Exercise requirements: The records that follow need to be output exactly as they are.

Data entries:
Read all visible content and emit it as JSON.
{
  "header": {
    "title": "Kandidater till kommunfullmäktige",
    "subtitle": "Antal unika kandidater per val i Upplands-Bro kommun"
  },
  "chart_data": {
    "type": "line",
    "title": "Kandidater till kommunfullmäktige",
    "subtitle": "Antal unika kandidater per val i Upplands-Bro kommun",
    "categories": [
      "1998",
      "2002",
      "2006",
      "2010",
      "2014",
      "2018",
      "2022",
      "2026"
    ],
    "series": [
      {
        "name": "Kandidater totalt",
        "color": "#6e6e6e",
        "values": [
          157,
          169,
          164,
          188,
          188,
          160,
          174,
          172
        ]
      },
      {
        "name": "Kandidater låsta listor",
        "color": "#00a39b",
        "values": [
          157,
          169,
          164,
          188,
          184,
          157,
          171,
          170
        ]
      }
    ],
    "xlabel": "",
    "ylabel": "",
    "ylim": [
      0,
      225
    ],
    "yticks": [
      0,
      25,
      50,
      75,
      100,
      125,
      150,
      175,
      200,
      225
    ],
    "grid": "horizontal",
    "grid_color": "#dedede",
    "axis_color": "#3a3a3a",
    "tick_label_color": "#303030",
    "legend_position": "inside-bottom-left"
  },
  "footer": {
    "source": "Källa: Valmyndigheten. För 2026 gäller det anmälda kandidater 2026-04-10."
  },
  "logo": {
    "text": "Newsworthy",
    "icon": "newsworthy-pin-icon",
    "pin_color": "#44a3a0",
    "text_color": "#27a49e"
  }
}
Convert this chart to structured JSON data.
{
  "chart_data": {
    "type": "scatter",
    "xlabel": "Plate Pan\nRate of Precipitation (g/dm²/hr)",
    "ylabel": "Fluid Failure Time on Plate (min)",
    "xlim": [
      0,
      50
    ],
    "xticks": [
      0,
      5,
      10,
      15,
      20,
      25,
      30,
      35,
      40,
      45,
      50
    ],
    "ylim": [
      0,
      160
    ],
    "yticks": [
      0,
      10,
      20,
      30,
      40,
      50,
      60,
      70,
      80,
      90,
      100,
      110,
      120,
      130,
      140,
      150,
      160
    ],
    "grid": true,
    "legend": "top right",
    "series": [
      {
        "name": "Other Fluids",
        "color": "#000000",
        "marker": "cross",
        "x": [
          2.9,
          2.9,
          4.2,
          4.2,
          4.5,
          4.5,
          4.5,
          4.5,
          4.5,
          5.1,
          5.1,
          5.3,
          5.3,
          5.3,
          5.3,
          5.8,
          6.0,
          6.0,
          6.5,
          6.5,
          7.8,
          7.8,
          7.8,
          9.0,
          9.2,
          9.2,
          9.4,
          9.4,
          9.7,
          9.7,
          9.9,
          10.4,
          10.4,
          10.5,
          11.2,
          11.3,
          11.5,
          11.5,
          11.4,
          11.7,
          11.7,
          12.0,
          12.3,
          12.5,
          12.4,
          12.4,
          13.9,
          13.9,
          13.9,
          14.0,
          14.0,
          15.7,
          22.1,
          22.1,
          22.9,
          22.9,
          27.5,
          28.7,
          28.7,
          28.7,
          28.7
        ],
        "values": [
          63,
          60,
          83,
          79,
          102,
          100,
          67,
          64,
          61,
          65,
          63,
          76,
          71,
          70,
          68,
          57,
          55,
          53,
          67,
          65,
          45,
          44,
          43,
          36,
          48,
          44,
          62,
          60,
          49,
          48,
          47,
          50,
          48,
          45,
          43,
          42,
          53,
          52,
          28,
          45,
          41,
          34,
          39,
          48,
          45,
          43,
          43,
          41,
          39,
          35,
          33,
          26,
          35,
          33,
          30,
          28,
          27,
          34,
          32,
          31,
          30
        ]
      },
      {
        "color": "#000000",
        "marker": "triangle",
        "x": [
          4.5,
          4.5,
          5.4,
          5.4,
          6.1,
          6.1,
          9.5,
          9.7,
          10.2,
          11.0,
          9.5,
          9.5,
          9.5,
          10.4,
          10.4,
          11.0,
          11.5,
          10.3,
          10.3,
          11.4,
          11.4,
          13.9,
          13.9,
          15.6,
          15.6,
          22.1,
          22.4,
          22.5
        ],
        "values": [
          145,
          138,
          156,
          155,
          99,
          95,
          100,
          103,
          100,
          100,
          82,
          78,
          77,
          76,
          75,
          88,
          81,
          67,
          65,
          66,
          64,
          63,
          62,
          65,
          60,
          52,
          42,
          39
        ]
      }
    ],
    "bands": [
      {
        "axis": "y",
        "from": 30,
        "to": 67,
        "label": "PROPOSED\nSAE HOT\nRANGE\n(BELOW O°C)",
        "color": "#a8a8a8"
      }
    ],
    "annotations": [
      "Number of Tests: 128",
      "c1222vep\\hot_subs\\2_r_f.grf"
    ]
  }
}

Solution to the exercise:
Read all visible content and emit it as JSON.
{
  "header": {
    "title": "Kandidater till kommunfullmäktige",
    "subtitle": "Antal unika kandidater per val i Upplands-Bro kommun"
  },
  "chart_data": {
    "type": "line",
    "title": "Kandidater till kommunfullmäktige",
    "subtitle": "Antal unika kandidater per val i Upplands-Bro kommun",
    "categories": [
      "1998",
      "2002",
      "2006",
      "2010",
      "2014",
      "2018",
      "2022",
      "2026"
    ],
    "series": [
      {
        "name": "Kandidater totalt",
        "color": "#6e6e6e",
        "values": [
          157,
          169,
          164,
          188,
          188,
          160,
          174,
          172
        ]
      },
      {
        "name": "Kandidater låsta listor",
        "color": "#00a39b",
        "values": [
          157,
          169,
          164,
          188,
          184,
          157,
          171,
          170
        ]
      }
    ],
    "xlabel": "",
    "ylabel": "",
    "ylim": [
      0,
      225
    ],
    "yticks": [
      0,
      25,
      50,
      75,
      100,
      125,
      150,
      175,
      200,
      225
    ],
    "grid": "horizontal",
    "grid_color": "#dedede",
    "axis_color": "#3a3a3a",
    "tick_label_color": "#303030",
    "legend_position": "inside-bottom-left"
  },
  "footer": {
    "source": "Källa: Valmyndigheten. För 2026 gäller det anmälda kandidater 2026-04-10."
  },
  "logo": {
    "text": "Newsworthy",
    "icon": "newsworthy-pin-icon",
    "pin_color": "#44a3a0",
    "text_color": "#27a49e"
  }
}
Convert this chart to structured JSON data.
{
  "chart_data": {
    "type": "scatter",
    "xlabel": "Plate Pan\nRate of Precipitation (g/dm²/hr)",
    "ylabel": "Fluid Failure Time on Plate (min)",
    "xlim": [
      0,
      50
    ],
    "xticks": [
      0,
      5,
      10,
      15,
      20,
      25,
      30,
      35,
      40,
      45,
      50
    ],
    "ylim": [
      0,
      160
    ],
    "yticks": [
      0,
      10,
      20,
      30,
      40,
      50,
      60,
      70,
      80,
      90,
      100,
      110,
      120,
      130,
      140,
      150,
      160
    ],
    "grid": true,
    "legend": "top right",
    "series": [
      {
        "name": "Other Fluids",
        "color": "#000000",
        "marker": "cross",
        "x": [
          2.9,
          2.9,
          4.2,
          4.2,
          4.5,
          4.5,
          4.5,
          4.5,
          4.5,
          5.1,
          5.1,
          5.3,
          5.3,
          5.3,
          5.3,
          5.8,
          6.0,
          6.0,
          6.5,
          6.5,
          7.8,
          7.8,
          7.8,
          9.0,
          9.2,
          9.2,
          9.4,
          9.4,
          9.7,
          9.7,
          9.9,
          10.4,
          10.4,
          10.5,
          11.2,
          11.3,
          11.5,
          11.5,
          11.4,
          11.7,
          11.7,
          12.0,
          12.3,
          12.5,
          12.4,
          12.4,
          13.9,
          13.9,
          13.9,
          14.0,
          14.0,
          15.7,
          22.1,
          22.1,
          22.9,
          22.9,
          27.5,
          28.7,
          28.7,
          28.7,
          28.7
        ],
        "values": [
          63,
          60,
          83,
          79,
          102,
          100,
          67,
          64,
          61,
          65,
          63,
          76,
          71,
          70,
          68,
          57,
          55,
          53,
          67,
          65,
          45,
          44,
          43,
          36,
          48,
          44,
          62,
          60,
          49,
          48,
          47,
          50,
          48,
          45,
          43,
          42,
          53,
          52,
          28,
          45,
          41,
          34,
          39,
          48,
          45,
          43,
          43,
          41,
          39,
          35,
          33,
          26,
          35,
          33,
          30,
          28,
          27,
          34,
          32,
          31,
          30
        ]
      },
      {
        "color": "#000000",
        "marker": "triangle",
        "x": [
          4.5,
          4.5,
          5.4,
          5.4,
          6.1,
          6.1,
          9.5,
          9.7,
          10.2,
          11.0,
          9.5,
          9.5,
          9.5,
          10.4,
          10.4,
          11.0,
          11.5,
          10.3,
          10.3,
          11.4,
          11.4,
          13.9,
          13.9,
          15.6,
          15.6,
          22.1,
          22.4,
          22.5
        ],
        "values": [
          145,
          138,
          156,
          155,
          99,
          95,
          100,
          103,
          100,
          100,
          82,
          78,
          77,
          76,
          75,
          88,
          81,
          67,
          65,
          66,
          64,
          63,
          62,
          65,
          60,
          52,
          42,
          39
        ]
      }
    ],
    "bands": [
      {
        "axis": "y",
        "from": 30,
        "to": 67,
        "label": "PROPOSED\nSAE HOT\nRANGE\n(BELOW O°C)",
        "color": "#a8a8a8"
      }
    ],
    "annotations": [
      "Number of Tests: 128",
      "c1222vep\\hot_subs\\2_r_f.grf"
    ]
  }
}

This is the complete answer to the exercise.